** start of SUPPLIED RECORDS **

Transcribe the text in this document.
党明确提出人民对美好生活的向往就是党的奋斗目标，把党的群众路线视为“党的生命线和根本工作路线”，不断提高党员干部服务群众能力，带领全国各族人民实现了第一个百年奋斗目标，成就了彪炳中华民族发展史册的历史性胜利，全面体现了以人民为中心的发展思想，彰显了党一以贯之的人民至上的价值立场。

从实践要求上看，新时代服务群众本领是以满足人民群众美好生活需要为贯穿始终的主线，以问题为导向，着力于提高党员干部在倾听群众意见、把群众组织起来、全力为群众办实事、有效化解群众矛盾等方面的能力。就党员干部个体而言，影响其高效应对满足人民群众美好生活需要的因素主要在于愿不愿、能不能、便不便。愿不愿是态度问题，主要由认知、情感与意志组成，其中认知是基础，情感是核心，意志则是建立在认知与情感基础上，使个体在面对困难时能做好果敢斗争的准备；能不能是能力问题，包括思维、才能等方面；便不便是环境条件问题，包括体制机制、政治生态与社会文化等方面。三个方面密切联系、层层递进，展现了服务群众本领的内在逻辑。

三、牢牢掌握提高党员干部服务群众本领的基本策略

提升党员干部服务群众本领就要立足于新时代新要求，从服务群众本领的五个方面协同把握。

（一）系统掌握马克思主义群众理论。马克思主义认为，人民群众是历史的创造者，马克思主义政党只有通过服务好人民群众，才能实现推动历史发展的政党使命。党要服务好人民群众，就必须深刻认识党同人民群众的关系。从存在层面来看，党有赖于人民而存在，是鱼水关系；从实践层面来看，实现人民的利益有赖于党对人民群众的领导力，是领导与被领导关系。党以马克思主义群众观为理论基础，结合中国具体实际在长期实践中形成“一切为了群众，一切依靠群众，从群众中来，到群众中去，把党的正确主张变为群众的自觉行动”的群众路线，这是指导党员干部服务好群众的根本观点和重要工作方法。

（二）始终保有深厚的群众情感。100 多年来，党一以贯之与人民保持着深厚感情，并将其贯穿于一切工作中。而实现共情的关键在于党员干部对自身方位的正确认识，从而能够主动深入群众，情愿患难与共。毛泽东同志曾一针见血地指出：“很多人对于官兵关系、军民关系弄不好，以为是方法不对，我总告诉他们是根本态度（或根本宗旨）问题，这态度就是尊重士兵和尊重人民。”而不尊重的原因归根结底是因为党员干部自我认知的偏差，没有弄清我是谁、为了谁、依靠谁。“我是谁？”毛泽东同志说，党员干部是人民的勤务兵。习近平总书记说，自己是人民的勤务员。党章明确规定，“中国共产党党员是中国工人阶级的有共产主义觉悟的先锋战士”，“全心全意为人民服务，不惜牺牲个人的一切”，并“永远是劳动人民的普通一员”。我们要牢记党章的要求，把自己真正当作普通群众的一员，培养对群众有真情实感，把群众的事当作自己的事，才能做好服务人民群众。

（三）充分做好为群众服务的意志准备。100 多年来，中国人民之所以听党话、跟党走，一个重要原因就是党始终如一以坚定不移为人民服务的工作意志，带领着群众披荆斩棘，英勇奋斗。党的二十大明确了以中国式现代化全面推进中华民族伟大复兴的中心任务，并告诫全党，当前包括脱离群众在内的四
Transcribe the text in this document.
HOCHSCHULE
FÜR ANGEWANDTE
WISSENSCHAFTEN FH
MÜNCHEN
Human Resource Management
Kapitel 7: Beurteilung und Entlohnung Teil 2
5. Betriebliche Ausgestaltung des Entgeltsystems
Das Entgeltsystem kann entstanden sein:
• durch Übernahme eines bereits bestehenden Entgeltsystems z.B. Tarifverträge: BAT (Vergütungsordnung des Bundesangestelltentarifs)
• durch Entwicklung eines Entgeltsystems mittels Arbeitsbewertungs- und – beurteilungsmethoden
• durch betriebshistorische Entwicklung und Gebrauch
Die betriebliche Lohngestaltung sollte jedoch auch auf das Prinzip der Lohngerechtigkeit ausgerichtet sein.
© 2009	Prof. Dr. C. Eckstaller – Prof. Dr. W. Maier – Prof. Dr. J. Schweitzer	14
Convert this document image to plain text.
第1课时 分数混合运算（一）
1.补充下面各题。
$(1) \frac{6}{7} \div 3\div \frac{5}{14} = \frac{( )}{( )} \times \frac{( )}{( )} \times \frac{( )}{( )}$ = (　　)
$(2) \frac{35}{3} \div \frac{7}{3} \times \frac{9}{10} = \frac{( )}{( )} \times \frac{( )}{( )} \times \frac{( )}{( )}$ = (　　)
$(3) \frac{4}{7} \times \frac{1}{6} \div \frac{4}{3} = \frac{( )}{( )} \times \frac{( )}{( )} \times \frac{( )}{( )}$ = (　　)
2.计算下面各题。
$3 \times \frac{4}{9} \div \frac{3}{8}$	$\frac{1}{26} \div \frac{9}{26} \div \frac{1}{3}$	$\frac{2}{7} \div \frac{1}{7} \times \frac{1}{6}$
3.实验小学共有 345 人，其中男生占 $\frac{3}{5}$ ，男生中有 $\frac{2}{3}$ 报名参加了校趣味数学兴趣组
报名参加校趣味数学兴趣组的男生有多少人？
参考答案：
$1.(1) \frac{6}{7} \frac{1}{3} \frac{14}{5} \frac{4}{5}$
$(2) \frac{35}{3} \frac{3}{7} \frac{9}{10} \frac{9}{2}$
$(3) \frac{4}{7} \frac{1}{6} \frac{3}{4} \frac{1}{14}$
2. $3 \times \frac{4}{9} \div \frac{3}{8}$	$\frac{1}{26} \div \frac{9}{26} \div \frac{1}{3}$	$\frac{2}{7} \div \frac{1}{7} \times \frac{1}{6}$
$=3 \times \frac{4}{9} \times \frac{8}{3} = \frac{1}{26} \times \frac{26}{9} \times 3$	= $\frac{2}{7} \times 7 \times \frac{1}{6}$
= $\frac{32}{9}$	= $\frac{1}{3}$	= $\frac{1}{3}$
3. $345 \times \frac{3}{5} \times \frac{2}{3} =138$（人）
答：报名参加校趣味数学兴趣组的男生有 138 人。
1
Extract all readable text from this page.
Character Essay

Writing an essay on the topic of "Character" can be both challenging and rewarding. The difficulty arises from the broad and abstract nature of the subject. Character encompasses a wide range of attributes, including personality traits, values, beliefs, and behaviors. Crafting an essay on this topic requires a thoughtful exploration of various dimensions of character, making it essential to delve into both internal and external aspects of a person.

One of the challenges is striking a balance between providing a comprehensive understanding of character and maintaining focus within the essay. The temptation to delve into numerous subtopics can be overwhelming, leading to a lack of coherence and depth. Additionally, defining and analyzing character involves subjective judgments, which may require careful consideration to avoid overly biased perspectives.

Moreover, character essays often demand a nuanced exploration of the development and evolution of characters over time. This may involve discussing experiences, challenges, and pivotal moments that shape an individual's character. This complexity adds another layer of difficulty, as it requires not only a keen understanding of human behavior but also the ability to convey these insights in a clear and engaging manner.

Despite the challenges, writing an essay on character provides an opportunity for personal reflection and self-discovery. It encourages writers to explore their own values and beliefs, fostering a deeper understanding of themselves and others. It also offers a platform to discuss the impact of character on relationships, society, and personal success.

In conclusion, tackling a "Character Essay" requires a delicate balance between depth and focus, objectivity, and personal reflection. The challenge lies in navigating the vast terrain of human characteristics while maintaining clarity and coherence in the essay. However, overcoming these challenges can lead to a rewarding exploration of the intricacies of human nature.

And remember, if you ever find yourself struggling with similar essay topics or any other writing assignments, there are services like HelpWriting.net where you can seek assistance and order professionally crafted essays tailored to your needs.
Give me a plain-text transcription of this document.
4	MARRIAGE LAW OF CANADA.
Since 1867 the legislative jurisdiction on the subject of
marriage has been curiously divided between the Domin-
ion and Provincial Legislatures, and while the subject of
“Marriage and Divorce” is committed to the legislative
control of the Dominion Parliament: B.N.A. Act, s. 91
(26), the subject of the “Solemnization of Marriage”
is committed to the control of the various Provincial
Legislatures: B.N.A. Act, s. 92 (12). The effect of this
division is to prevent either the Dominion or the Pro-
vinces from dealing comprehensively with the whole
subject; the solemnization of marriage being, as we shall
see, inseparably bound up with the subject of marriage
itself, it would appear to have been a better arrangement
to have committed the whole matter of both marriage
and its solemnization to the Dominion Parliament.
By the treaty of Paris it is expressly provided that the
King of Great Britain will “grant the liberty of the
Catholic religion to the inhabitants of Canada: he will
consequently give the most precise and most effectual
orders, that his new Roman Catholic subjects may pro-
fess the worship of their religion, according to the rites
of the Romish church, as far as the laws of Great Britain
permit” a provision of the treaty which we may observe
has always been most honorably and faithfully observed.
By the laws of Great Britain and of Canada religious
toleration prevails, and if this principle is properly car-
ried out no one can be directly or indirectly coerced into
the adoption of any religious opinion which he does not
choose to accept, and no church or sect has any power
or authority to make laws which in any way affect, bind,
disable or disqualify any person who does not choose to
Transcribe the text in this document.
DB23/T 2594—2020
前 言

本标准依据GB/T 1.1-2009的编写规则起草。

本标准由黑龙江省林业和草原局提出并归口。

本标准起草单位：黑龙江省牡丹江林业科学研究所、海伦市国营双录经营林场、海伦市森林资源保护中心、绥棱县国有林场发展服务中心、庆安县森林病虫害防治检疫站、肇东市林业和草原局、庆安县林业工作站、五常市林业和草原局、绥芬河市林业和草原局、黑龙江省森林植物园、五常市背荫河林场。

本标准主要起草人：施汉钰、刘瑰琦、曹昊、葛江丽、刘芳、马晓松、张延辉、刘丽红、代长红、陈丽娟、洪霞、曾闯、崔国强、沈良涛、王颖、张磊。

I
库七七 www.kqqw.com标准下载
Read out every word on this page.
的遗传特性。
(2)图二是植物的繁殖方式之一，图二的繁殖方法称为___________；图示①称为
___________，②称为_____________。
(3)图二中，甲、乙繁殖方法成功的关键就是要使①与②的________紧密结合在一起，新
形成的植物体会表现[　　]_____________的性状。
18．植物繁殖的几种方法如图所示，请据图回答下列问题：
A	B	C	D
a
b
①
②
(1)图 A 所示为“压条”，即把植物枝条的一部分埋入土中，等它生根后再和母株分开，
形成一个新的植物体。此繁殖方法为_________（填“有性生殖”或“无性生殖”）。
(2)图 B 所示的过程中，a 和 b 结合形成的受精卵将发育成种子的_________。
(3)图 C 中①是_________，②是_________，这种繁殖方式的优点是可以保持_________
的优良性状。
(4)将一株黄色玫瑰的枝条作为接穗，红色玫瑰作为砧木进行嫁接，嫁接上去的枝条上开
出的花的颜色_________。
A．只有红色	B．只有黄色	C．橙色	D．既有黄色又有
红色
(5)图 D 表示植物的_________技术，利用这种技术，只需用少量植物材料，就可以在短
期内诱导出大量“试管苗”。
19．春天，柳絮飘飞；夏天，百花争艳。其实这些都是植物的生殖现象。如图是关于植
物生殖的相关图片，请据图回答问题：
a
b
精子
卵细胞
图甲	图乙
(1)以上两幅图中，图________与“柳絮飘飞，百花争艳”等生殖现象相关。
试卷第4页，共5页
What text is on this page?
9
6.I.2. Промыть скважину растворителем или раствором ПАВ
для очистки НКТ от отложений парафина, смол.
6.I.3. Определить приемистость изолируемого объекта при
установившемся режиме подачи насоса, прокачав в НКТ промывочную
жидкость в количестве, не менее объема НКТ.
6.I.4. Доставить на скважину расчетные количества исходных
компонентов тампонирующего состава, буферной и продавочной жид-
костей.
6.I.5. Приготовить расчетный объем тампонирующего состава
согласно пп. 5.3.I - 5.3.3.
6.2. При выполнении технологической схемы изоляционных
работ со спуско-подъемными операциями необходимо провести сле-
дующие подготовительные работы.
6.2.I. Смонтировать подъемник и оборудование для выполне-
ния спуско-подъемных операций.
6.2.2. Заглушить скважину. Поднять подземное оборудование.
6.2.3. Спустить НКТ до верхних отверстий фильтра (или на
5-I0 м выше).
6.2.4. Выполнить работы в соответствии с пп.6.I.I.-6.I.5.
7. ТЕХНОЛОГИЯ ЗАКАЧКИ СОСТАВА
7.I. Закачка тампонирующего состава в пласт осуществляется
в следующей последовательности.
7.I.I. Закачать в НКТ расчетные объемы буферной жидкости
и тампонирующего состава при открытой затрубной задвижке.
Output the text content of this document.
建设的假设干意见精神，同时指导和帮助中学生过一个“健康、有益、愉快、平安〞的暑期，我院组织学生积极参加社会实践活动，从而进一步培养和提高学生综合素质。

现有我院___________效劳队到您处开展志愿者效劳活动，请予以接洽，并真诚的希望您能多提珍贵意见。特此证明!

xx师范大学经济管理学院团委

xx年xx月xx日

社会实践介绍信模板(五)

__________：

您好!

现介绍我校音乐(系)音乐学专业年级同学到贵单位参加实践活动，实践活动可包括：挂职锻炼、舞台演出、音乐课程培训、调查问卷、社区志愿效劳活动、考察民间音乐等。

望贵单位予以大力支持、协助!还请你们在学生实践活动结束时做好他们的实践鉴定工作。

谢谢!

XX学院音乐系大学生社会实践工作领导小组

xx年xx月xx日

** end of SUPPLIED RECORDS **

▶ **EXERCISE DETAILS**
Exactly and exclusively, repeat the lines from the line that contains "Output the text content of this document." through the end of the records, both ends included.

▶ **ANSWER**
Output the text content of this document.
建设的假设干意见精神，同时指导和帮助中学生过一个“健康、有益、愉快、平安〞的暑期，我院组织学生积极参加社会实践活动，从而进一步培养和提高学生综合素质。

现有我院___________效劳队到您处开展志愿者效劳活动，请予以接洽，并真诚的希望您能多提珍贵意见。特此证明!

xx师范大学经济管理学院团委

xx年xx月xx日

社会实践介绍信模板(五)

__________：

您好!

现介绍我校音乐(系)音乐学专业年级同学到贵单位参加实践活动，实践活动可包括：挂职锻炼、舞台演出、音乐课程培训、调查问卷、社区志愿效劳活动、考察民间音乐等。

望贵单位予以大力支持、协助!还请你们在学生实践活动结束时做好他们的实践鉴定工作。

谢谢!

XX学院音乐系大学生社会实践工作领导小组

xx年xx月xx日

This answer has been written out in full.